──────── Excerpted data ────────

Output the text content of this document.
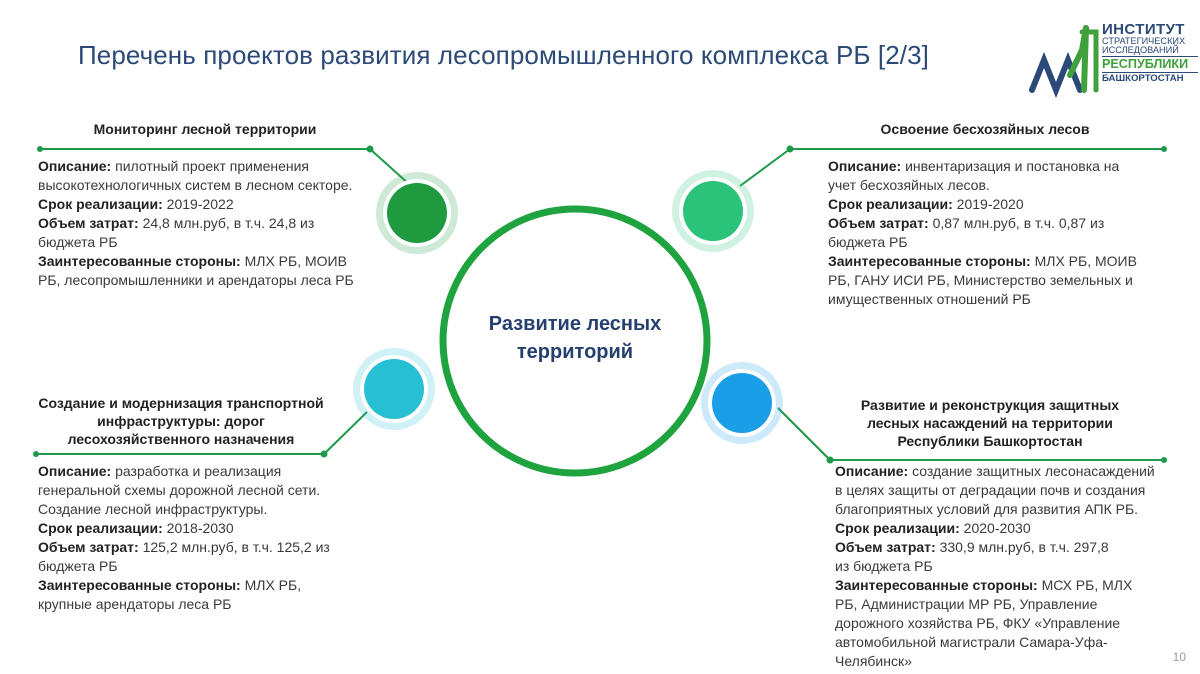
Перечень проектов развития лесопромышленного комплекса РБ [2/3]
ИНСТИТУТ
СТРАТЕГИЧЕСКИХ
ИССЛЕДОВАНИЙ
РЕСПУБЛИКИ
БАШКОРТОСТАН
Развитие лесных
территорий
Мониторинг лесной территории
Описание: пилотный проект применения
высокотехнологичных систем в лесном секторе.
Срок реализации: 2019-2022
Объем затрат: 24,8 млн.руб, в т.ч. 24,8 из
бюджета РБ
Заинтересованные стороны: МЛХ РБ, МОИВ
РБ, лесопромышленники и арендаторы леса РБ
Освоение бесхозяйных лесов
Описание: инвентаризация и постановка на
учет бесхозяйных лесов.
Срок реализации: 2019-2020
Объем затрат: 0,87 млн.руб, в т.ч. 0,87 из
бюджета РБ
Заинтересованные стороны: МЛХ РБ, МОИВ
РБ, ГАНУ ИСИ РБ, Министерство земельных и
имущественных отношений РБ
Создание и модернизация транспортной
инфраструктуры: дорог
лесохозяйственного назначения
Описание: разработка и реализация
генеральной схемы дорожной лесной сети.
Создание лесной инфраструктуры.
Срок реализации: 2018-2030
Объем затрат: 125,2 млн.руб, в т.ч. 125,2 из
бюджета РБ
Заинтересованные стороны: МЛХ РБ,
крупные арендаторы леса РБ
Развитие и реконструкция защитных
лесных насаждений на территории
Республики Башкортостан
Описание: создание защитных лесонасаждений
в целях защиты от деградации почв и создания
благоприятных условий для развития АПК РБ.
Срок реализации: 2020-2030
Объем затрат: 330,9 млн.руб, в т.ч. 297,8
из бюджета РБ
Заинтересованные стороны: МСХ РБ, МЛХ
РБ, Администрации МР РБ, Управление
дорожного хозяйства РБ, ФКУ «Управление
автомобильной магистрали Самара-Уфа-
Челябинск»	10
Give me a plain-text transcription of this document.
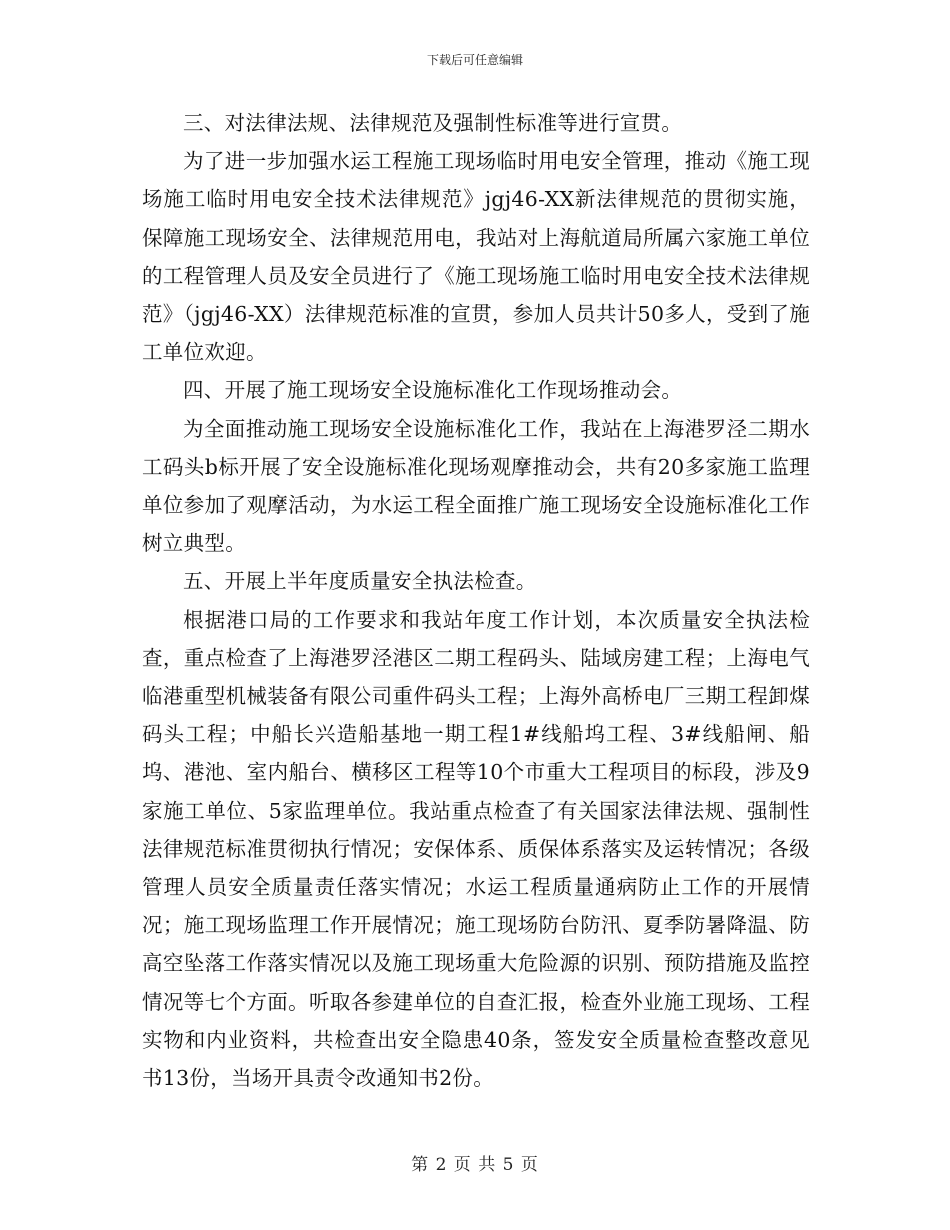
下载后可任意编辑

三、对法律法规、法律规范及强制性标准等进行宣贯。

为了进一步加强水运工程施工现场临时用电安全管理，推动《施工现场施工临时用电安全技术法律规范》jgj46-XX新法律规范的贯彻实施，保障施工现场安全、法律规范用电，我站对上海航道局所属六家施工单位的工程管理人员及安全员进行了《施工现场施工临时用电安全技术法律规范》（jgj46-XX）法律规范标准的宣贯，参加人员共计50多人，受到了施工单位欢迎。

四、开展了施工现场安全设施标准化工作现场推动会。

为全面推动施工现场安全设施标准化工作，我站在上海港罗泾二期水工码头b标开展了安全设施标准化现场观摩推动会，共有20多家施工监理单位参加了观摩活动，为水运工程全面推广施工现场安全设施标准化工作树立典型。

五、开展上半年度质量安全执法检查。

根据港口局的工作要求和我站年度工作计划，本次质量安全执法检查，重点检查了上海港罗泾港区二期工程码头、陆域房建工程；上海电气临港重型机械装备有限公司重件码头工程；上海外高桥电厂三期工程卸煤码头工程；中船长兴造船基地一期工程1#线船坞工程、3#线船闸、船坞、港池、室内船台、横移区工程等10个市重大工程项目的标段，涉及9家施工单位、5家监理单位。我站重点检查了有关国家法律法规、强制性法律规范标准贯彻执行情况；安保体系、质保体系落实及运转情况；各级管理人员安全质量责任落实情况；水运工程质量通病防止工作的开展情况；施工现场监理工作开展情况；施工现场防台防汛、夏季防暑降温、防高空坠落工作落实情况以及施工现场重大危险源的识别、预防措施及监控情况等七个方面。听取各参建单位的自查汇报，检查外业施工现场、工程实物和内业资料，共检查出安全隐患40条，签发安全质量检查整改意见书13份，当场开具责令改通知书2份。

第 2 页 共 5 页
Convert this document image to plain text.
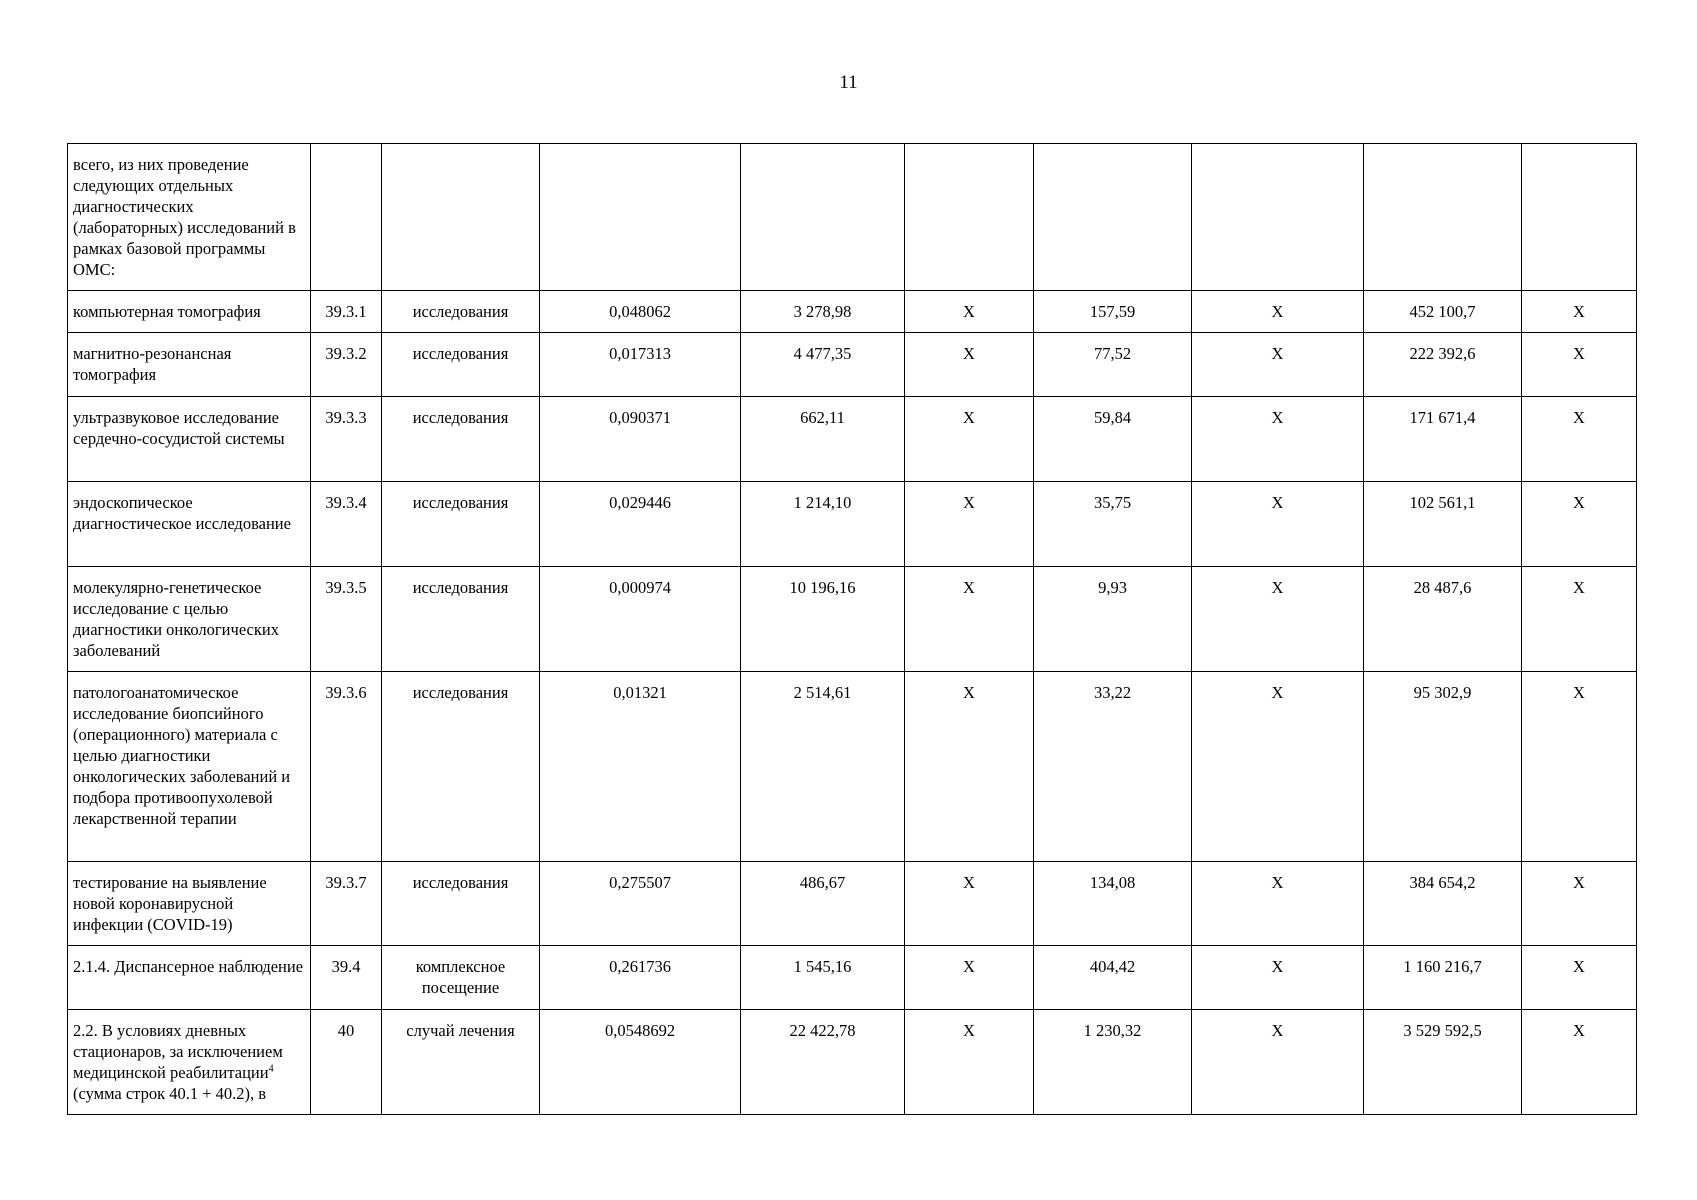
11
всего, из них проведение следующих отдельных диагностических (лабораторных) исследований в рамках базовой программы ОМС:									
компьютерная томография	39.3.1	исследования	0,048062	3 278,98	X	157,59	X	452 100,7	X
магнитно-резонансная томография	39.3.2	исследования	0,017313	4 477,35	X	77,52	X	222 392,6	X
ультразвуковое исследование сердечно-сосудистой системы	39.3.3	исследования	0,090371	662,11	X	59,84	X	171 671,4	X
эндоскопическое диагностическое исследование	39.3.4	исследования	0,029446	1 214,10	X	35,75	X	102 561,1	X
молекулярно-генетическое исследование с целью диагностики онкологических заболеваний	39.3.5	исследования	0,000974	10 196,16	X	9,93	X	28 487,6	X
патологоанатомическое исследование биопсийного (операционного) материала с целью диагностики онкологических заболеваний и подбора противоопухолевой лекарственной терапии	39.3.6	исследования	0,01321	2 514,61	X	33,22	X	95 302,9	X
тестирование на выявление новой коронавирусной инфекции (COVID-19)	39.3.7	исследования	0,275507	486,67	X	134,08	X	384 654,2	X
2.1.4. Диспансерное наблюдение	39.4	комплексное посещение	0,261736	1 545,16	X	404,42	X	1 160 216,7	X
2.2. В условиях дневных стационаров, за исключением медицинской реабилитации$^4$ (сумма строк 40.1 + 40.2), в	40	случай лечения	0,0548692	22 422,78	X	1 230,32	X	3 529 592,5	X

────────

• _Job_
Nothing but the lines from the line containing "Convert this document image to plain text." through the last line of the records above is to be extracted, exactly and with no pictures.

• _Solution_
Convert this document image to plain text.
11
всего, из них проведение следующих отдельных диагностических (лабораторных) исследований в рамках базовой программы ОМС:									
компьютерная томография	39.3.1	исследования	0,048062	3 278,98	X	157,59	X	452 100,7	X
магнитно-резонансная томография	39.3.2	исследования	0,017313	4 477,35	X	77,52	X	222 392,6	X
ультразвуковое исследование сердечно-сосудистой системы	39.3.3	исследования	0,090371	662,11	X	59,84	X	171 671,4	X
эндоскопическое диагностическое исследование	39.3.4	исследования	0,029446	1 214,10	X	35,75	X	102 561,1	X
молекулярно-генетическое исследование с целью диагностики онкологических заболеваний	39.3.5	исследования	0,000974	10 196,16	X	9,93	X	28 487,6	X
патологоанатомическое исследование биопсийного (операционного) материала с целью диагностики онкологических заболеваний и подбора противоопухолевой лекарственной терапии	39.3.6	исследования	0,01321	2 514,61	X	33,22	X	95 302,9	X
тестирование на выявление новой коронавирусной инфекции (COVID-19)	39.3.7	исследования	0,275507	486,67	X	134,08	X	384 654,2	X
2.1.4. Диспансерное наблюдение	39.4	комплексное посещение	0,261736	1 545,16	X	404,42	X	1 160 216,7	X
2.2. В условиях дневных стационаров, за исключением медицинской реабилитации$^4$ (сумма строк 40.1 + 40.2), в	40	случай лечения	0,0548692	22 422,78	X	1 230,32	X	3 529 592,5	X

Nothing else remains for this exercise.